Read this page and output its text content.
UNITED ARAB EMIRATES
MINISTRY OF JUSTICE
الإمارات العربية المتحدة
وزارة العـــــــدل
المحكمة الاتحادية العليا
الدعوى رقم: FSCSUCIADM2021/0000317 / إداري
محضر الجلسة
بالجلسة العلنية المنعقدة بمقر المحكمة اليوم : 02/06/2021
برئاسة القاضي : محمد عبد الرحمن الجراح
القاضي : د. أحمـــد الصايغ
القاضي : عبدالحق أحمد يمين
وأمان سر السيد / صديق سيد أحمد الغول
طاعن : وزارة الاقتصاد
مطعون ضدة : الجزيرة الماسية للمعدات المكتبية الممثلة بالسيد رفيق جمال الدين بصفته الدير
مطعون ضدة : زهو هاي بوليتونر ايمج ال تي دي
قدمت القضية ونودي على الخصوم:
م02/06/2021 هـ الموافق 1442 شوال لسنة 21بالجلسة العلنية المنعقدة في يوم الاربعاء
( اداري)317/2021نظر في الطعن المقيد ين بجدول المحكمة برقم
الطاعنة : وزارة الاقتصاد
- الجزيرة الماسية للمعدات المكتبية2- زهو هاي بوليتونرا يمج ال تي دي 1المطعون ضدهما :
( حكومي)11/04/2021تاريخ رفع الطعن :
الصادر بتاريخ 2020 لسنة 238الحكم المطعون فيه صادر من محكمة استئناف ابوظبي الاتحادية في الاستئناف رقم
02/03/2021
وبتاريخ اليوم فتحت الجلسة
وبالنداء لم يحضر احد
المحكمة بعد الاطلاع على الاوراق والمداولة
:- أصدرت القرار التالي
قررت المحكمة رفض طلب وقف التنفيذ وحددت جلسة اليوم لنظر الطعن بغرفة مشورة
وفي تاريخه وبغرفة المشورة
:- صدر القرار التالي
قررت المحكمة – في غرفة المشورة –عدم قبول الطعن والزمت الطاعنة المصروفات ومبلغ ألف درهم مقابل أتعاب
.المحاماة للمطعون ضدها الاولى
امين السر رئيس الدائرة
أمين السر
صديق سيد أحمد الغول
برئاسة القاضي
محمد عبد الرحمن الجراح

## WORK TO BE COMPLETED
Write out every line of the material again, exactly as it reads.

## RESULT
Read this page and output its text content.
UNITED ARAB EMIRATES
MINISTRY OF JUSTICE
الإمارات العربية المتحدة
وزارة العـــــــدل
المحكمة الاتحادية العليا
الدعوى رقم: FSCSUCIADM2021/0000317 / إداري
محضر الجلسة
بالجلسة العلنية المنعقدة بمقر المحكمة اليوم : 02/06/2021
برئاسة القاضي : محمد عبد الرحمن الجراح
القاضي : د. أحمـــد الصايغ
القاضي : عبدالحق أحمد يمين
وأمان سر السيد / صديق سيد أحمد الغول
طاعن : وزارة الاقتصاد
مطعون ضدة : الجزيرة الماسية للمعدات المكتبية الممثلة بالسيد رفيق جمال الدين بصفته الدير
مطعون ضدة : زهو هاي بوليتونر ايمج ال تي دي
قدمت القضية ونودي على الخصوم:
م02/06/2021 هـ الموافق 1442 شوال لسنة 21بالجلسة العلنية المنعقدة في يوم الاربعاء
( اداري)317/2021نظر في الطعن المقيد ين بجدول المحكمة برقم
الطاعنة : وزارة الاقتصاد
- الجزيرة الماسية للمعدات المكتبية2- زهو هاي بوليتونرا يمج ال تي دي 1المطعون ضدهما :
( حكومي)11/04/2021تاريخ رفع الطعن :
الصادر بتاريخ 2020 لسنة 238الحكم المطعون فيه صادر من محكمة استئناف ابوظبي الاتحادية في الاستئناف رقم
02/03/2021
وبتاريخ اليوم فتحت الجلسة
وبالنداء لم يحضر احد
المحكمة بعد الاطلاع على الاوراق والمداولة
:- أصدرت القرار التالي
قررت المحكمة رفض طلب وقف التنفيذ وحددت جلسة اليوم لنظر الطعن بغرفة مشورة
وفي تاريخه وبغرفة المشورة
:- صدر القرار التالي
قررت المحكمة – في غرفة المشورة –عدم قبول الطعن والزمت الطاعنة المصروفات ومبلغ ألف درهم مقابل أتعاب
.المحاماة للمطعون ضدها الاولى
امين السر رئيس الدائرة
أمين السر
صديق سيد أحمد الغول
برئاسة القاضي
محمد عبد الرحمن الجراح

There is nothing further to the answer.